Dataset records:
_____
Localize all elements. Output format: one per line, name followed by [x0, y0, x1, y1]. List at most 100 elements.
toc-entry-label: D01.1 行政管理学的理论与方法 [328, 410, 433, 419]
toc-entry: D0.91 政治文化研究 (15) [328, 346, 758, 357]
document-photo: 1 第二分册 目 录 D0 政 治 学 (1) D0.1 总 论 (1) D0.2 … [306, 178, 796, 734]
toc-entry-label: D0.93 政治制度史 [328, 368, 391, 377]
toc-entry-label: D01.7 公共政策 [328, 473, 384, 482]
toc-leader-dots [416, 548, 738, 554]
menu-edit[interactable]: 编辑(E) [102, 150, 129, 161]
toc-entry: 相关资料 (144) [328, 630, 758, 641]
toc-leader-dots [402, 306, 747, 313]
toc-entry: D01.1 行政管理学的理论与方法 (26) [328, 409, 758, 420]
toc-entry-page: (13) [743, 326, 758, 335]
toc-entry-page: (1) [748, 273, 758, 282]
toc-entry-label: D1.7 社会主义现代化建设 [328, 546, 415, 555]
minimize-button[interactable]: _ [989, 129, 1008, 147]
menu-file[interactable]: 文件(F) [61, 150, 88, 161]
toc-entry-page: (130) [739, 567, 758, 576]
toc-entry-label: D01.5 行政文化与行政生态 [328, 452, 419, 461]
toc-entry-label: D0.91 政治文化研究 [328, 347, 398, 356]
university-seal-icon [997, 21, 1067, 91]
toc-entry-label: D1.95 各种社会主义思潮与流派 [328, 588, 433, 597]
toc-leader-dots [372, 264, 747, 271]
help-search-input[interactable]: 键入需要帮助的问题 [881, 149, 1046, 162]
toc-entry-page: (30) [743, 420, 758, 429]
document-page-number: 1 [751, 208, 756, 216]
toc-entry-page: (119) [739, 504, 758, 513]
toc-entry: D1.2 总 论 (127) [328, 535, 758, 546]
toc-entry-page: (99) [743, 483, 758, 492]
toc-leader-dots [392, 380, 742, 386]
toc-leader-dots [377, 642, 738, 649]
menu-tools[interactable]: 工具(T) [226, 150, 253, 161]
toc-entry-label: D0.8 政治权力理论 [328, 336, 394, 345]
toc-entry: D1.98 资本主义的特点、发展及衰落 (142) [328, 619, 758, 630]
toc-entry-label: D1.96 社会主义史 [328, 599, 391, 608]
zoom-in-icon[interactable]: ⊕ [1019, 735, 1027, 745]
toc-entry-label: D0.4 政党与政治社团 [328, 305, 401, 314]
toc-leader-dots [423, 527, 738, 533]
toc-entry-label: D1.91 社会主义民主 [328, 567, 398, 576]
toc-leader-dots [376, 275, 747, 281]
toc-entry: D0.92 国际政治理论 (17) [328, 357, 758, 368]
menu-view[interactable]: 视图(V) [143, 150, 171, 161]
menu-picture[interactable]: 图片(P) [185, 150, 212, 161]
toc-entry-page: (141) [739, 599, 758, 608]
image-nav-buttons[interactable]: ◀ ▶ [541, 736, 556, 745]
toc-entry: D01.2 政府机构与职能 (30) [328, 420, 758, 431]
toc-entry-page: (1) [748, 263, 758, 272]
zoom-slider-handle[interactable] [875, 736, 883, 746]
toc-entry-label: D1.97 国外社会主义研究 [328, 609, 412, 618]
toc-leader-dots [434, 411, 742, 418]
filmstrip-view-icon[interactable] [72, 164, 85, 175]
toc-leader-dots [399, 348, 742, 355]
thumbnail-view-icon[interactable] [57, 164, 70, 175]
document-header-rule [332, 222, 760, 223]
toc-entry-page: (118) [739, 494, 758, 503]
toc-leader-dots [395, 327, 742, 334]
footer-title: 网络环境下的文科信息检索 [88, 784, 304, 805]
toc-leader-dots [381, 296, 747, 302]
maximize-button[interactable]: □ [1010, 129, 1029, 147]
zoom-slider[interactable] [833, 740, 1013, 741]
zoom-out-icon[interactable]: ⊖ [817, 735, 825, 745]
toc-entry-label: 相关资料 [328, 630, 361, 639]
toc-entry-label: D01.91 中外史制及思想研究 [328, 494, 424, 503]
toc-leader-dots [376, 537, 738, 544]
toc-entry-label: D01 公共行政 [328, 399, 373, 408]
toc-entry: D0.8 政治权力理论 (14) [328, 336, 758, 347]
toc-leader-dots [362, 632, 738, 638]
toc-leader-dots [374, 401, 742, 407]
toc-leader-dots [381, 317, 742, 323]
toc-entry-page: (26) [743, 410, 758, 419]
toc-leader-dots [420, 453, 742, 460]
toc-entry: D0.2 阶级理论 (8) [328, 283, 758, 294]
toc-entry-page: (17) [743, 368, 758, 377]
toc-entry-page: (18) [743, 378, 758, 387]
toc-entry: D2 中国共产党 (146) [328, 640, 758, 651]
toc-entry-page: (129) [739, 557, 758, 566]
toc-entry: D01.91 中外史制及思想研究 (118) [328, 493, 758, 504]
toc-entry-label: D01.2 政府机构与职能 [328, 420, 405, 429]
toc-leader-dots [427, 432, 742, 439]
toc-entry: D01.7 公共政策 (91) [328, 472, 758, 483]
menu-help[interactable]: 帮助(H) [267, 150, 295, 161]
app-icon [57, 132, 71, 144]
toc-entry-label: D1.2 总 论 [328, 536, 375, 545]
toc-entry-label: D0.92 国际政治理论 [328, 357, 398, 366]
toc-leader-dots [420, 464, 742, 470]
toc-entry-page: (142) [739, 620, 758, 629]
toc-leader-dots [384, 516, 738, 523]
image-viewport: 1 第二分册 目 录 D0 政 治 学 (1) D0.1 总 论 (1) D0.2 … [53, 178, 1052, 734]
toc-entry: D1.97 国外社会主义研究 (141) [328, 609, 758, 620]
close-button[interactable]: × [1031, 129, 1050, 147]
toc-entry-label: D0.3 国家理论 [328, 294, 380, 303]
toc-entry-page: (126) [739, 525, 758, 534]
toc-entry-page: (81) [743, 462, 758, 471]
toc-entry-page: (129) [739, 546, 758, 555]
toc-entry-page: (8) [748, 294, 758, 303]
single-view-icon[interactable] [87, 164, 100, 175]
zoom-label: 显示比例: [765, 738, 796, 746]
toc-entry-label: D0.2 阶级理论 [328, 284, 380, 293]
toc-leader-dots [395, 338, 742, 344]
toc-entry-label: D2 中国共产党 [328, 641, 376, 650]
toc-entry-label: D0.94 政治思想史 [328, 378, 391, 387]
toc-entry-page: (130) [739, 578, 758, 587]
_____
> _Brief_
Can you quote all of the rows above verbatim, line for line?

> _Answer to the problem_
Localize all elements. Output format: one per line, name followed by [x0, y0, x1, y1]. List at most 100 elements.
toc-entry-label: D01.1 行政管理学的理论与方法 [328, 410, 433, 419]
toc-entry: D0.91 政治文化研究 (15) [328, 346, 758, 357]
document-photo: 1 第二分册 目 录 D0 政 治 学 (1) D0.1 总 论 (1) D0.2 … [306, 178, 796, 734]
toc-entry-label: D0.93 政治制度史 [328, 368, 391, 377]
toc-entry-label: D01.7 公共政策 [328, 473, 384, 482]
toc-leader-dots [416, 548, 738, 554]
menu-edit[interactable]: 编辑(E) [102, 150, 129, 161]
toc-entry: 相关资料 (144) [328, 630, 758, 641]
toc-leader-dots [402, 306, 747, 313]
toc-entry: D01.1 行政管理学的理论与方法 (26) [328, 409, 758, 420]
toc-entry-page: (13) [743, 326, 758, 335]
toc-entry-page: (1) [748, 273, 758, 282]
toc-entry-label: D1.7 社会主义现代化建设 [328, 546, 415, 555]
minimize-button[interactable]: _ [989, 129, 1008, 147]
menu-file[interactable]: 文件(F) [61, 150, 88, 161]
toc-entry-page: (130) [739, 567, 758, 576]
toc-entry-label: D01.5 行政文化与行政生态 [328, 452, 419, 461]
toc-entry-label: D0.91 政治文化研究 [328, 347, 398, 356]
university-seal-icon [997, 21, 1067, 91]
toc-entry-label: D1.95 各种社会主义思潮与流派 [328, 588, 433, 597]
toc-leader-dots [372, 264, 747, 271]
help-search-input[interactable]: 键入需要帮助的问题 [881, 149, 1046, 162]
toc-entry-page: (30) [743, 420, 758, 429]
document-page-number: 1 [751, 208, 756, 216]
toc-entry-page: (119) [739, 504, 758, 513]
toc-entry: D1.2 总 论 (127) [328, 535, 758, 546]
toc-entry-page: (99) [743, 483, 758, 492]
toc-leader-dots [392, 380, 742, 386]
toc-leader-dots [377, 642, 738, 649]
menu-tools[interactable]: 工具(T) [226, 150, 253, 161]
toc-entry-label: D0.8 政治权力理论 [328, 336, 394, 345]
toc-entry: D1.98 资本主义的特点、发展及衰落 (142) [328, 619, 758, 630]
toc-entry-label: D1.96 社会主义史 [328, 599, 391, 608]
zoom-in-icon[interactable]: ⊕ [1019, 735, 1027, 745]
toc-entry-label: D0.4 政党与政治社团 [328, 305, 401, 314]
toc-leader-dots [423, 527, 738, 533]
toc-entry-label: D1.91 社会主义民主 [328, 567, 398, 576]
toc-leader-dots [376, 275, 747, 281]
toc-entry: D0.92 国际政治理论 (17) [328, 357, 758, 368]
menu-view[interactable]: 视图(V) [143, 150, 171, 161]
menu-picture[interactable]: 图片(P) [185, 150, 212, 161]
toc-entry-page: (141) [739, 599, 758, 608]
image-nav-buttons[interactable]: ◀ ▶ [541, 736, 556, 745]
toc-entry: D01.2 政府机构与职能 (30) [328, 420, 758, 431]
toc-entry-page: (1) [748, 263, 758, 272]
zoom-slider-handle[interactable] [875, 736, 883, 746]
toc-entry-label: D1.97 国外社会主义研究 [328, 609, 412, 618]
toc-leader-dots [434, 411, 742, 418]
filmstrip-view-icon[interactable] [72, 164, 85, 175]
toc-leader-dots [399, 348, 742, 355]
thumbnail-view-icon[interactable] [57, 164, 70, 175]
document-header-rule [332, 222, 760, 223]
toc-entry-page: (118) [739, 494, 758, 503]
toc-leader-dots [395, 327, 742, 334]
footer-title: 网络环境下的文科信息检索 [88, 784, 304, 805]
toc-leader-dots [381, 296, 747, 302]
maximize-button[interactable]: □ [1010, 129, 1029, 147]
zoom-slider[interactable] [833, 740, 1013, 741]
zoom-out-icon[interactable]: ⊖ [817, 735, 825, 745]
toc-entry-label: 相关资料 [328, 630, 361, 639]
toc-entry-label: D01.91 中外史制及思想研究 [328, 494, 424, 503]
toc-leader-dots [376, 537, 738, 544]
toc-entry-label: D01 公共行政 [328, 399, 373, 408]
toc-entry: D0.8 政治权力理论 (14) [328, 336, 758, 347]
toc-leader-dots [362, 632, 738, 638]
toc-leader-dots [374, 401, 742, 407]
toc-leader-dots [381, 317, 742, 323]
toc-entry-page: (26) [743, 410, 758, 419]
toc-leader-dots [420, 453, 742, 460]
toc-entry: D0.2 阶级理论 (8) [328, 283, 758, 294]
toc-entry-page: (17) [743, 368, 758, 377]
toc-entry-page: (18) [743, 378, 758, 387]
toc-entry: D2 中国共产党 (146) [328, 640, 758, 651]
toc-entry-page: (129) [739, 557, 758, 566]
toc-entry: D01.91 中外史制及思想研究 (118) [328, 493, 758, 504]
toc-entry-label: D01.2 政府机构与职能 [328, 420, 405, 429]
toc-leader-dots [427, 432, 742, 439]
toc-entry: D01.7 公共政策 (91) [328, 472, 758, 483]
menu-help[interactable]: 帮助(H) [267, 150, 295, 161]
app-icon [57, 132, 71, 144]
toc-entry-label: D1.2 总 论 [328, 536, 375, 545]
toc-entry-label: D0.92 国际政治理论 [328, 357, 398, 366]
toc-leader-dots [420, 464, 742, 470]
toc-entry-page: (142) [739, 620, 758, 629]
toc-leader-dots [384, 516, 738, 523]
image-viewport: 1 第二分册 目 录 D0 政 治 学 (1) D0.1 总 论 (1) D0.2 … [53, 178, 1052, 734]
toc-entry: D1.97 国外社会主义研究 (141) [328, 609, 758, 620]
close-button[interactable]: × [1031, 129, 1050, 147]
toc-entry-label: D0.3 国家理论 [328, 294, 380, 303]
toc-entry-page: (126) [739, 525, 758, 534]
toc-entry-page: (81) [743, 462, 758, 471]
toc-entry-page: (129) [739, 546, 758, 555]
toc-entry-page: (8) [748, 294, 758, 303]
single-view-icon[interactable] [87, 164, 100, 175]
zoom-label: 显示比例: [765, 738, 796, 746]
toc-entry-label: D0.2 阶级理论 [328, 284, 380, 293]
toc-leader-dots [395, 338, 742, 344]
toc-entry-label: D2 中国共产党 [328, 641, 376, 650]
toc-entry-label: D0.94 政治思想史 [328, 378, 391, 387]
toc-entry-page: (130) [739, 578, 758, 587]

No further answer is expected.